Exercise goal:
Tally up the lines carrying the string "this" and respond with only the resulting number.

Stored records:
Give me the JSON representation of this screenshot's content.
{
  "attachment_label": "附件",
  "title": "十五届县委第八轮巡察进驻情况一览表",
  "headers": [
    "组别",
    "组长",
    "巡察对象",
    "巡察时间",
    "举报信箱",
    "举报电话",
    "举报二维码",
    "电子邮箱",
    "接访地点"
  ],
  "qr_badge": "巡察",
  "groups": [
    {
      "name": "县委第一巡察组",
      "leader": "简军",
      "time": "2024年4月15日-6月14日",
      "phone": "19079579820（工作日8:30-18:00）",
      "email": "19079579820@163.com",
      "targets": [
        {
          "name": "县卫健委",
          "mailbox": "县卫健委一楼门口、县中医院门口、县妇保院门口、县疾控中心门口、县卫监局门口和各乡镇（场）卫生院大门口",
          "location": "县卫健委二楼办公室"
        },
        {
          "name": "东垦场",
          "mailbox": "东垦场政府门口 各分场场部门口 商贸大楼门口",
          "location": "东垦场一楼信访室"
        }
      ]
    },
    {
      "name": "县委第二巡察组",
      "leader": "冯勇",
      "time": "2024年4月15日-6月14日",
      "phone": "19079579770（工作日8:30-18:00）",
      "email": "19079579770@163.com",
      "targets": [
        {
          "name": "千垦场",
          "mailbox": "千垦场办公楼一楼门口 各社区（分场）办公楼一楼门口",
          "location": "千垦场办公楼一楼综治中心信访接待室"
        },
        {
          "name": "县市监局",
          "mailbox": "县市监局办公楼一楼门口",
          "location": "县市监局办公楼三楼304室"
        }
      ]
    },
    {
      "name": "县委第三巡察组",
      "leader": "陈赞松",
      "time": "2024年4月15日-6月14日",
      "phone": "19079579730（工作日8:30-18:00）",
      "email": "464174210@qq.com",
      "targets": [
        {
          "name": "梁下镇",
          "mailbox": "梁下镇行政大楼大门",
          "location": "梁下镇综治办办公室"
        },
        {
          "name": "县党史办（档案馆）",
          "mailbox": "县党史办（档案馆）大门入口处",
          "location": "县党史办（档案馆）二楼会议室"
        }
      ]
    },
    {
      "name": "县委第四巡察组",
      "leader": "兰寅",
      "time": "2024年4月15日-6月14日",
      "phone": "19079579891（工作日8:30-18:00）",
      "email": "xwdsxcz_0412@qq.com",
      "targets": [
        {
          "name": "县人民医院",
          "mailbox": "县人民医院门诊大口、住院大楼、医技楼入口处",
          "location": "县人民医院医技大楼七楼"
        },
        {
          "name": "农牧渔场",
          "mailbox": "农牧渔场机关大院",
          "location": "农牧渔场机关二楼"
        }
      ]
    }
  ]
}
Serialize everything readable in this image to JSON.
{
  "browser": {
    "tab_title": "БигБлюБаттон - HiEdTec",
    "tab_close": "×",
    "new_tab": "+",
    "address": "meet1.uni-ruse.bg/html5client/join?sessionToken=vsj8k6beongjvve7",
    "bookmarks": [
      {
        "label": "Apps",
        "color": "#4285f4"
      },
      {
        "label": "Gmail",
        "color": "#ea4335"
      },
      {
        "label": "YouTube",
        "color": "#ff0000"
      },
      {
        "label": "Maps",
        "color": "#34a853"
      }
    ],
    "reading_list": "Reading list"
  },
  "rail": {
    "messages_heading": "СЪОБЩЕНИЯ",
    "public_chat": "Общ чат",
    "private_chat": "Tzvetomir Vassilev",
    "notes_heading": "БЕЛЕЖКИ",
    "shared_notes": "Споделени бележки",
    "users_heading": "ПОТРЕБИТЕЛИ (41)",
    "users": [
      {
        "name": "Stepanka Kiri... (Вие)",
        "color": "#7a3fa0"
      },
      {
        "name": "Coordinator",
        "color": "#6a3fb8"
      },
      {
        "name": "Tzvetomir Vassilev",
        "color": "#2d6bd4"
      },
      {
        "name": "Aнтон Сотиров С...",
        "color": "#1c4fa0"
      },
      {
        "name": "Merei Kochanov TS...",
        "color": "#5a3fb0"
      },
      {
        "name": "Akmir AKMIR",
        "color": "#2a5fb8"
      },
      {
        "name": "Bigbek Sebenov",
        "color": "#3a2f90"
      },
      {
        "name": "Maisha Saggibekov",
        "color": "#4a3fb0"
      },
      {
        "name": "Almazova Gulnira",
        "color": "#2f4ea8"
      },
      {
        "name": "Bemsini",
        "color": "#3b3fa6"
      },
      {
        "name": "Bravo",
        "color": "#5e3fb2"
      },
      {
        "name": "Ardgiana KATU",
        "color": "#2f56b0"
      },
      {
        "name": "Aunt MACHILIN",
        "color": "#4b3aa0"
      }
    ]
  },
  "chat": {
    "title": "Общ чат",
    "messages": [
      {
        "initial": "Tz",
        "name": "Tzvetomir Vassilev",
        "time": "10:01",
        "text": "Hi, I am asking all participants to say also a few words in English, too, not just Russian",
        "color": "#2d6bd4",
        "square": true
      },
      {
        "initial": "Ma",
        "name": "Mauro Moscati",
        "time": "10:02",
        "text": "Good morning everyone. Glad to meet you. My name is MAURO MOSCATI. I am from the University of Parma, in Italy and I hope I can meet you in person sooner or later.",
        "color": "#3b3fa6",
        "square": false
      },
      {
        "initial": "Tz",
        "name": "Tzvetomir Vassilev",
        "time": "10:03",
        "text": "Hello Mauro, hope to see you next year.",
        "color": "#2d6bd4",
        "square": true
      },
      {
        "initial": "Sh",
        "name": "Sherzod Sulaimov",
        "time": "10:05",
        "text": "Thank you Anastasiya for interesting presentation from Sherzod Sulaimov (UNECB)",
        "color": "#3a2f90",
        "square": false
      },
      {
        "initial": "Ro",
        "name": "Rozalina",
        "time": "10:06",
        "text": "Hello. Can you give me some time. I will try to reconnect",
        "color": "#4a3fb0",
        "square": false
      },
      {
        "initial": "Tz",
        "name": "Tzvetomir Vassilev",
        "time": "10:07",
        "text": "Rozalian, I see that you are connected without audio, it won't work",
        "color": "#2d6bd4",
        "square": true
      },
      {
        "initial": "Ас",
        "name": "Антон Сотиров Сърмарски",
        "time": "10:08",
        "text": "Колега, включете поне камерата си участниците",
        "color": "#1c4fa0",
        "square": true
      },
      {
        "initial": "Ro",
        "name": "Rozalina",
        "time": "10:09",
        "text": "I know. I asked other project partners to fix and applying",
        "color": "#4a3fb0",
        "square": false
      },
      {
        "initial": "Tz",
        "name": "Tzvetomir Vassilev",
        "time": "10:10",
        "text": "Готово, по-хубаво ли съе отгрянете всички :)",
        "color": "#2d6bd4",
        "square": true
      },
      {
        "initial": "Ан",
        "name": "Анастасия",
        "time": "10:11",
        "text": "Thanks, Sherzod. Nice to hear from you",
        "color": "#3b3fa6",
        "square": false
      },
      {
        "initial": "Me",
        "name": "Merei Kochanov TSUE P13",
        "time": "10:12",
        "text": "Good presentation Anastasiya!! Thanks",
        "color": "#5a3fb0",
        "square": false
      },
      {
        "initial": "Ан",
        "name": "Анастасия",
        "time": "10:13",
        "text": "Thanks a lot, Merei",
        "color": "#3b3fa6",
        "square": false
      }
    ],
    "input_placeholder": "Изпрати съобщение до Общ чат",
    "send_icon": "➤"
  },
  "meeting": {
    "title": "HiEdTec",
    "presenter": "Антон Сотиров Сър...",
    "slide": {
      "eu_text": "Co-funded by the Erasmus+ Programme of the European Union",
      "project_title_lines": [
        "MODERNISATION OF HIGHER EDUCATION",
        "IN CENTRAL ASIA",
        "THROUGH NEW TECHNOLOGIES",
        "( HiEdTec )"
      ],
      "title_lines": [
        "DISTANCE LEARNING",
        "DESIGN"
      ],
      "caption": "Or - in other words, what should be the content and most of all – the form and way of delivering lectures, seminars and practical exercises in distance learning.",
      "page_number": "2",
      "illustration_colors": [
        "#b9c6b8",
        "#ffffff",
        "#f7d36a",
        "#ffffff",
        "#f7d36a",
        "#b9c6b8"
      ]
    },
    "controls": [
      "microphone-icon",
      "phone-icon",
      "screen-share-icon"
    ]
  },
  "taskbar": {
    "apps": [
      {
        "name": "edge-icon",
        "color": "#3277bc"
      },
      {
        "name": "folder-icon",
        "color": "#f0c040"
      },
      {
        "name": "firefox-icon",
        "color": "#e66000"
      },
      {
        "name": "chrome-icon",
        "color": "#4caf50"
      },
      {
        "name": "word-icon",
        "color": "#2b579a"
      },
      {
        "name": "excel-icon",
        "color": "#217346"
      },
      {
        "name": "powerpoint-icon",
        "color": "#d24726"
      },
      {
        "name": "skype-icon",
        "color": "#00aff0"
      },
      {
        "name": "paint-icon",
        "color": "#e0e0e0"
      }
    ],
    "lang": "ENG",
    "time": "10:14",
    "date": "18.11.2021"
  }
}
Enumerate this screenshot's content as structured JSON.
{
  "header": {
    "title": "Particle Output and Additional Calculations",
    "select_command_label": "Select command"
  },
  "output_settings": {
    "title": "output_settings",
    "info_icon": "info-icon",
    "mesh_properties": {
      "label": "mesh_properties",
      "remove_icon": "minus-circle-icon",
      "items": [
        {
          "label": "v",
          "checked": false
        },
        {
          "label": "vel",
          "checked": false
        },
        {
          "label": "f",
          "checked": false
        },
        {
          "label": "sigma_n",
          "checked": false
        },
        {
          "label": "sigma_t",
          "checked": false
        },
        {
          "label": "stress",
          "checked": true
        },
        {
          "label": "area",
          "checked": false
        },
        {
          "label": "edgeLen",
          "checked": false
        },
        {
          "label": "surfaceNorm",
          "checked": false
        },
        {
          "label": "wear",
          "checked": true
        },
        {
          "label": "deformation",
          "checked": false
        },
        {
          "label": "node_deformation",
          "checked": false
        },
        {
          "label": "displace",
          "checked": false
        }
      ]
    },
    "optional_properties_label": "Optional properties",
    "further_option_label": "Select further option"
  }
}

Task result:
3